Begin Extracted records

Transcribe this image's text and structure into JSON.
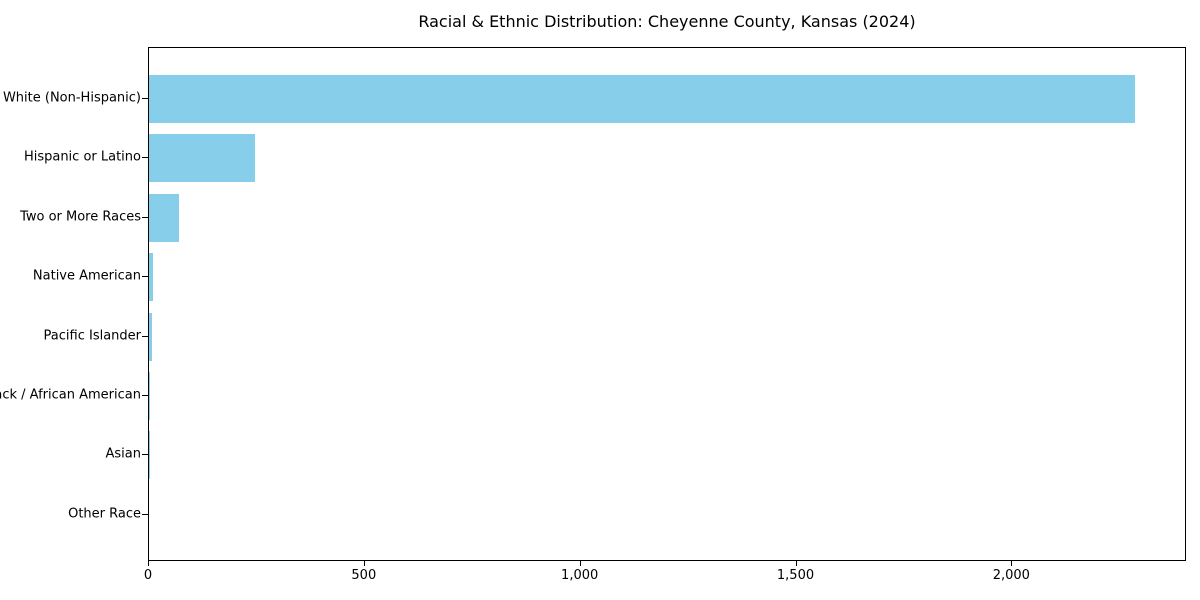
{
  "title": "Racial & Ethnic Distribution: Cheyenne County, Kansas (2024)",
  "chart_data": {
    "type": "bar",
    "orientation": "horizontal",
    "title": "Racial & Ethnic Distribution: Cheyenne County, Kansas (2024)",
    "xlabel": "",
    "ylabel": "",
    "categories": [
      "White (Non-Hispanic)",
      "Hispanic or Latino",
      "Two or More Races",
      "Native American",
      "Pacific Islander",
      "Black / African American",
      "Asian",
      "Other Race"
    ],
    "values": [
      2285,
      245,
      70,
      10,
      6,
      2,
      1,
      0
    ],
    "xlim": [
      0,
      2400
    ],
    "x_ticks": [
      0,
      500,
      1000,
      1500,
      2000
    ],
    "x_tick_labels": [
      "0",
      "500",
      "1,000",
      "1,500",
      "2,000"
    ],
    "bar_color": "#87CEEB",
    "frame_color": "#000000",
    "grid": false,
    "legend": null
  }
}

End Extracted records

Work to do: Report the number of lines above containing the word "title", with no other text.

Output of the task: 2